[Saved entries]
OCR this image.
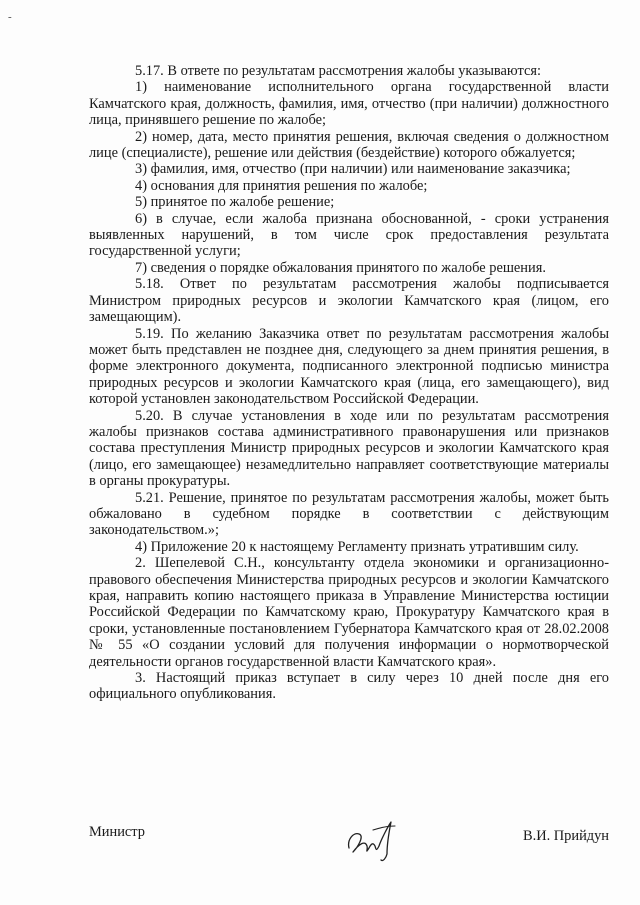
-

5.17. В ответе по результатам рассмотрения жалобы указываются:

1) наименование исполнительного органа государственной власти Камчатского края, должность, фамилия, имя, отчество (при наличии) должностного лица, принявшего решение по жалобе;

2) номер, дата, место принятия решения, включая сведения о должностном лице (специалисте), решение или действия (бездействие) которого обжалуется;

3) фамилия, имя, отчество (при наличии) или наименование заказчика;

4) основания для принятия решения по жалобе;

5) принятое по жалобе решение;

6) в случае, если жалоба признана обоснованной, - сроки устранения выявленных нарушений, в том числе срок предоставления результата государственной услуги;

7) сведения о порядке обжалования принятого по жалобе решения.

5.18. Ответ по результатам рассмотрения жалобы подписывается Министром природных ресурсов и экологии Камчатского края (лицом, его замещающим).

5.19. По желанию Заказчика ответ по результатам рассмотрения жалобы может быть представлен не позднее дня, следующего за днем принятия решения, в форме электронного документа, подписанного электронной подписью министра природных ресурсов и экологии Камчатского края (лица, его замещающего), вид которой установлен законодательством Российской Федерации.

5.20. В случае установления в ходе или по результатам рассмотрения жалобы признаков состава административного правонарушения или признаков состава преступления Министр природных ресурсов и экологии Камчатского края (лицо, его замещающее) незамедлительно направляет соответствующие материалы в органы прокуратуры.

5.21. Решение, принятое по результатам рассмотрения жалобы, может быть обжаловано в судебном порядке в соответствии с действующим законодательством.»;

4) Приложение 20 к настоящему Регламенту признать утратившим силу.

2. Шепелевой С.Н., консультанту отдела экономики и организационно-правового обеспечения Министерства природных ресурсов и экологии Камчатского края, направить копию настоящего приказа в Управление Министерства юстиции Российской Федерации по Камчатскому краю, Прокуратуру Камчатского края в сроки, установленные постановлением Губернатора Камчатского края от 28.02.2008 № 55 «О создании условий для получения информации о нормотворческой деятельности органов государственной власти Камчатского края».

3. Настоящий приказ вступает в силу через 10 дней после дня его официального опубликования.

Министр	В.И. Прийдун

• [Your goal]: Reproduce the material in its entirety and word for word, without the pictures.

• [Full answer]:
OCR this image.
-

5.17. В ответе по результатам рассмотрения жалобы указываются:

1) наименование исполнительного органа государственной власти Камчатского края, должность, фамилия, имя, отчество (при наличии) должностного лица, принявшего решение по жалобе;

2) номер, дата, место принятия решения, включая сведения о должностном лице (специалисте), решение или действия (бездействие) которого обжалуется;

3) фамилия, имя, отчество (при наличии) или наименование заказчика;

4) основания для принятия решения по жалобе;

5) принятое по жалобе решение;

6) в случае, если жалоба признана обоснованной, - сроки устранения выявленных нарушений, в том числе срок предоставления результата государственной услуги;

7) сведения о порядке обжалования принятого по жалобе решения.

5.18. Ответ по результатам рассмотрения жалобы подписывается Министром природных ресурсов и экологии Камчатского края (лицом, его замещающим).

5.19. По желанию Заказчика ответ по результатам рассмотрения жалобы может быть представлен не позднее дня, следующего за днем принятия решения, в форме электронного документа, подписанного электронной подписью министра природных ресурсов и экологии Камчатского края (лица, его замещающего), вид которой установлен законодательством Российской Федерации.

5.20. В случае установления в ходе или по результатам рассмотрения жалобы признаков состава административного правонарушения или признаков состава преступления Министр природных ресурсов и экологии Камчатского края (лицо, его замещающее) незамедлительно направляет соответствующие материалы в органы прокуратуры.

5.21. Решение, принятое по результатам рассмотрения жалобы, может быть обжаловано в судебном порядке в соответствии с действующим законодательством.»;

4) Приложение 20 к настоящему Регламенту признать утратившим силу.

2. Шепелевой С.Н., консультанту отдела экономики и организационно-правового обеспечения Министерства природных ресурсов и экологии Камчатского края, направить копию настоящего приказа в Управление Министерства юстиции Российской Федерации по Камчатскому краю, Прокуратуру Камчатского края в сроки, установленные постановлением Губернатора Камчатского края от 28.02.2008 № 55 «О создании условий для получения информации о нормотворческой деятельности органов государственной власти Камчатского края».

3. Настоящий приказ вступает в силу через 10 дней после дня его официального опубликования.

Министр	В.И. Прийдун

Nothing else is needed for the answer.